=== Page extract ===
###
I spent the weekend switching the RAID1 array of 1TB Seagate® Barracuda® 7200.11 drives on my server with the newer 1TB Seagate® Barracuda® 7200.12 RAID1 array in my workstation. There was an LVM volume group called raid1 running on top of each raid array. I had some problems because I forgot to remove the raid superblock from the first drives before adding them into the new machine, which resulted in a duplicate raid1 volume group. The following is the process I used to transfer the drives and how I resulted the duplicate volume group problem.
The full process of transferring drives
- removing a drive from each array.
- Removing raid superblocks from the partitions so they are not auto-assembled in the new machine. Query the partition to check the superblock has been removed.
- shutting down the machine
- removing the drive from the old machine and adding to the new machine.
- syncing the partition table. make sure you sync the right drive.
- adding raid partitions drives to each array.
- waiting for the drives to finish syncing.
- repeating the whole process with the second drive.
###
=== Items ===
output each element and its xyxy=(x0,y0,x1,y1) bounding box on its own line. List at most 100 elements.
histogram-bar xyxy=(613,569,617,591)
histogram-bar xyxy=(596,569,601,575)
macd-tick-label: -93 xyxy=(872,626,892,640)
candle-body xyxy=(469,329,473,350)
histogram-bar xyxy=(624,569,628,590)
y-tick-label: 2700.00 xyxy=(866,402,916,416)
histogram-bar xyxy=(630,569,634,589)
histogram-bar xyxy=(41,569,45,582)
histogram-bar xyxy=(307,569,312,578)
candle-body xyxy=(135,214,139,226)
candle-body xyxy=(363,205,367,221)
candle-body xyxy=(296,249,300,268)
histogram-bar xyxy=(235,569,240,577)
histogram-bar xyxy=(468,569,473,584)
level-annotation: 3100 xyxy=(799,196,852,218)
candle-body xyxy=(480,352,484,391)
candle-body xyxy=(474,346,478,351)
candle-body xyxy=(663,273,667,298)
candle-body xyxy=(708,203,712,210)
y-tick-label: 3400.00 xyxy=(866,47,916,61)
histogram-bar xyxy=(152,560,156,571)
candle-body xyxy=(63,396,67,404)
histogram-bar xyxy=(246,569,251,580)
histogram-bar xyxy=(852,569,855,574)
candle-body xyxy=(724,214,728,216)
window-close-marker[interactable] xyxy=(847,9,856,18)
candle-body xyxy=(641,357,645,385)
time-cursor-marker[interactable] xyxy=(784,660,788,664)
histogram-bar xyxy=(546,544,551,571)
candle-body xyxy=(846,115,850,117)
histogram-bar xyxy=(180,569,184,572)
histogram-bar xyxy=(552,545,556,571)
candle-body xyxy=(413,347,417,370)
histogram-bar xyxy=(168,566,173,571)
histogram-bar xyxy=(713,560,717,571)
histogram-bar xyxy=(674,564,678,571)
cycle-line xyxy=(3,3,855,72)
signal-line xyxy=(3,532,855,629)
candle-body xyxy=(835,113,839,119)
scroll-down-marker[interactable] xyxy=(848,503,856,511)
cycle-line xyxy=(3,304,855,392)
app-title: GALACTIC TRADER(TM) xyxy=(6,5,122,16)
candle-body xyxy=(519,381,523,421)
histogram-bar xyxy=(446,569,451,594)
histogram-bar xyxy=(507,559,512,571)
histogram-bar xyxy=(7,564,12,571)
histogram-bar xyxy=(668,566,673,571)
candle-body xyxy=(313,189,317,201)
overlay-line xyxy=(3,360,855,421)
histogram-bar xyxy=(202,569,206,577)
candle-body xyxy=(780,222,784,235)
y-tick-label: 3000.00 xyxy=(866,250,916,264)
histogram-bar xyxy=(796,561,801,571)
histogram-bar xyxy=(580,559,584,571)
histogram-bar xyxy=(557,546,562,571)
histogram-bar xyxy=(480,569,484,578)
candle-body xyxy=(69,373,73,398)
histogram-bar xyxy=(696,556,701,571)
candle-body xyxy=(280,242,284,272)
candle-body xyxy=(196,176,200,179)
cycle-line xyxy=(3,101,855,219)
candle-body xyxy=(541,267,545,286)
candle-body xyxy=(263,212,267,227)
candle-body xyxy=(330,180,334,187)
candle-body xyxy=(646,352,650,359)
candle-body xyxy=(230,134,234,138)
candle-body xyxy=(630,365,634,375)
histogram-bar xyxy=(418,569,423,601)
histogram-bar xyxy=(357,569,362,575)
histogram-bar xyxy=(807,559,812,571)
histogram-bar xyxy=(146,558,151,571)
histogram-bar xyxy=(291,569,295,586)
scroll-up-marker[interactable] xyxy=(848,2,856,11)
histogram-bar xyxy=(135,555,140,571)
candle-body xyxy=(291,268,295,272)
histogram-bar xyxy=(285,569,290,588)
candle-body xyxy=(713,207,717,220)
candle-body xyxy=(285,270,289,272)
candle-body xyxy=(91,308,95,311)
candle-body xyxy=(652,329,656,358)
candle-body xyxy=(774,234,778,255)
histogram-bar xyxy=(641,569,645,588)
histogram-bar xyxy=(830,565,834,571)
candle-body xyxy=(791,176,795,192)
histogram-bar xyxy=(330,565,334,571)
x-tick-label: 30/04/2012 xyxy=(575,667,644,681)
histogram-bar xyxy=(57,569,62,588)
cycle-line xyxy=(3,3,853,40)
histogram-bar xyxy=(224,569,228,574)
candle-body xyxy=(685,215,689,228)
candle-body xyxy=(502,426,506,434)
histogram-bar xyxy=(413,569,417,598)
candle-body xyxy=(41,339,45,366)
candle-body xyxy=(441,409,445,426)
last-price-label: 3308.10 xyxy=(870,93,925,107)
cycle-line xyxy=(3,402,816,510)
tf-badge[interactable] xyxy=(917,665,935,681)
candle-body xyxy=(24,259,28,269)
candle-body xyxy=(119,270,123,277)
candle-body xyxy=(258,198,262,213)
###
=== What you will do ===
A. According to the RAID1 migration post, what mistake led to the duplicate raid1 volume group?
B. Carry the RAID1 migration post forward from its final step.
The entries above come from a separate source and have no connection to the RAID1 migration post.

=== Written answers ===
A. The author forgot to remove the raid superblock from the first drives before adding them into the new machine.

B.
$ mdadm --manage /dev/md1 --fail /dev/sda1 $ mdadm --manage /dev/md1 --remove /dev/sda1
$ mdadm --zero-superblock /dev/sda1 $ mdadm --query --examine /dev/sda1
$ sfdisk -d /dev/sda | sfdisk /dev/sdb
$ mdadm --manage /dev/md1 --add /dev/sda1
$ watch cat /proc/mdstat
Unfortunately, I didn’t remove the superblocks from the first drive I moved so when I rebooted the system the raid arrays from the old machine were also assembled. Both the new and old raid arrays had LVM volume groups on them, which resulted in a duplicate LVM volume group. Unfortunately most lvm commands refer directly to the volume group name so it was a bit difficult to remove the old volume group. The method I used is given below.
Removing Duplicate LVM Volume Group
LVM volume groups are distinguished by a UUID. If two volume groups have the same name only the first found is activated at boot.
- Find the UUID for the volume group you want to keep.
- deactivate the logical volumes. If they are mounted you will need to unmount them first.
- Rename the volume group you want to keep.
- Remove missing drives from the volume group you want to remove
- Remove the volume group
- Rename the volume group back to its original name.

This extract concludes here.